Stored items from a collection:
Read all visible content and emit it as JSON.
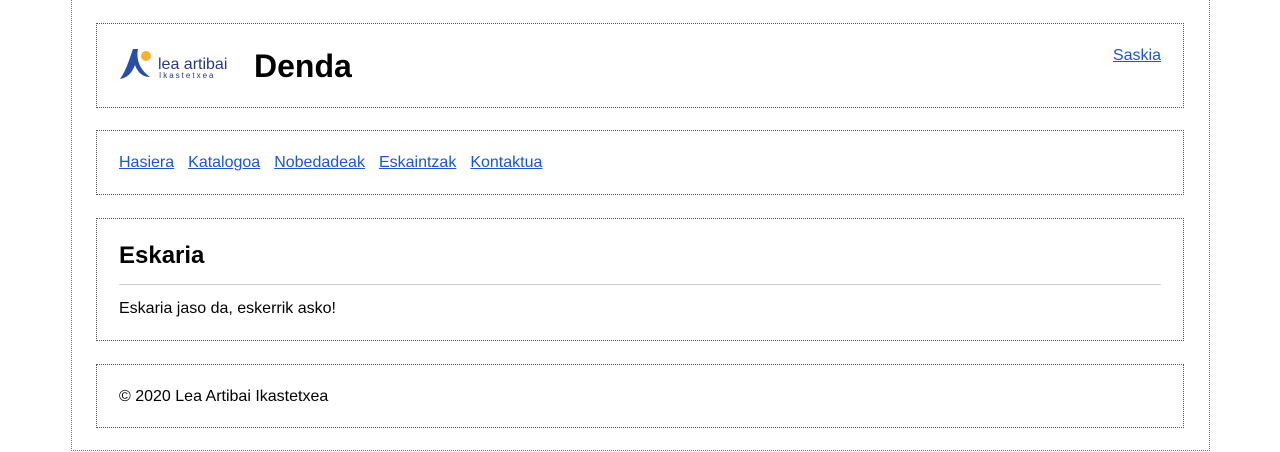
{
  "header": {
    "logo": {
      "text": "lea artibai",
      "subtext": "Ikastetxea",
      "icon": "lea-artibai-logo-icon",
      "colors": {
        "blue": "#2a4ea6",
        "yellow": "#f2b233"
      }
    },
    "site_title": "Denda",
    "cart_link": "Saskia"
  },
  "nav": {
    "items": [
      {
        "label": "Hasiera"
      },
      {
        "label": "Katalogoa"
      },
      {
        "label": "Nobedadeak"
      },
      {
        "label": "Eskaintzak"
      },
      {
        "label": "Kontaktua"
      }
    ]
  },
  "main": {
    "title": "Eskaria",
    "message": "Eskaria jaso da, eskerrik asko!"
  },
  "footer": {
    "copyright": "© 2020 Lea Artibai Ikastetxea"
  },
  "colors": {
    "link": "#1a55d6",
    "border": "#555555"
  }
}
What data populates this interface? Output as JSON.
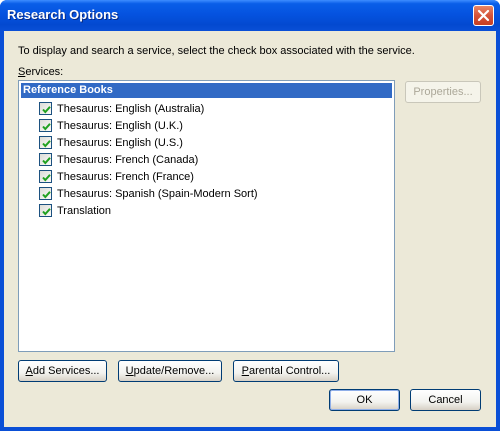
{
  "window": {
    "title": "Research Options"
  },
  "instructions": "To display and search a service, select the check box associated with the service.",
  "services": {
    "label_mnemonic": "S",
    "label_rest": "ervices:",
    "group_header": "Reference Books",
    "items": [
      {
        "label": "Thesaurus: English (Australia)",
        "checked": true
      },
      {
        "label": "Thesaurus: English (U.K.)",
        "checked": true
      },
      {
        "label": "Thesaurus: English (U.S.)",
        "checked": true
      },
      {
        "label": "Thesaurus: French (Canada)",
        "checked": true
      },
      {
        "label": "Thesaurus: French (France)",
        "checked": true
      },
      {
        "label": "Thesaurus: Spanish (Spain-Modern Sort)",
        "checked": true
      },
      {
        "label": "Translation",
        "checked": true
      }
    ]
  },
  "buttons": {
    "properties": {
      "mnemonic": "",
      "rest": "Properties..."
    },
    "add_services": {
      "mnemonic": "A",
      "rest": "dd Services..."
    },
    "update_remove": {
      "mnemonic": "U",
      "rest": "pdate/Remove..."
    },
    "parental_control": {
      "mnemonic": "P",
      "rest": "arental Control..."
    },
    "ok": "OK",
    "cancel": "Cancel"
  },
  "colors": {
    "title_bar": "#0553e0",
    "selection": "#316ac5",
    "dialog_bg": "#ece9d8",
    "check_mark": "#21a121"
  },
  "icons": {
    "close": "close-icon",
    "check": "check-icon"
  }
}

YOUR TASK: Scan the entries above for the word "Ikastetxea" and collect each line holding it.

THE SOLUTION:
      "subtext": "Ikastetxea",
    "copyright": "© 2020 Lea Artibai Ikastetxea"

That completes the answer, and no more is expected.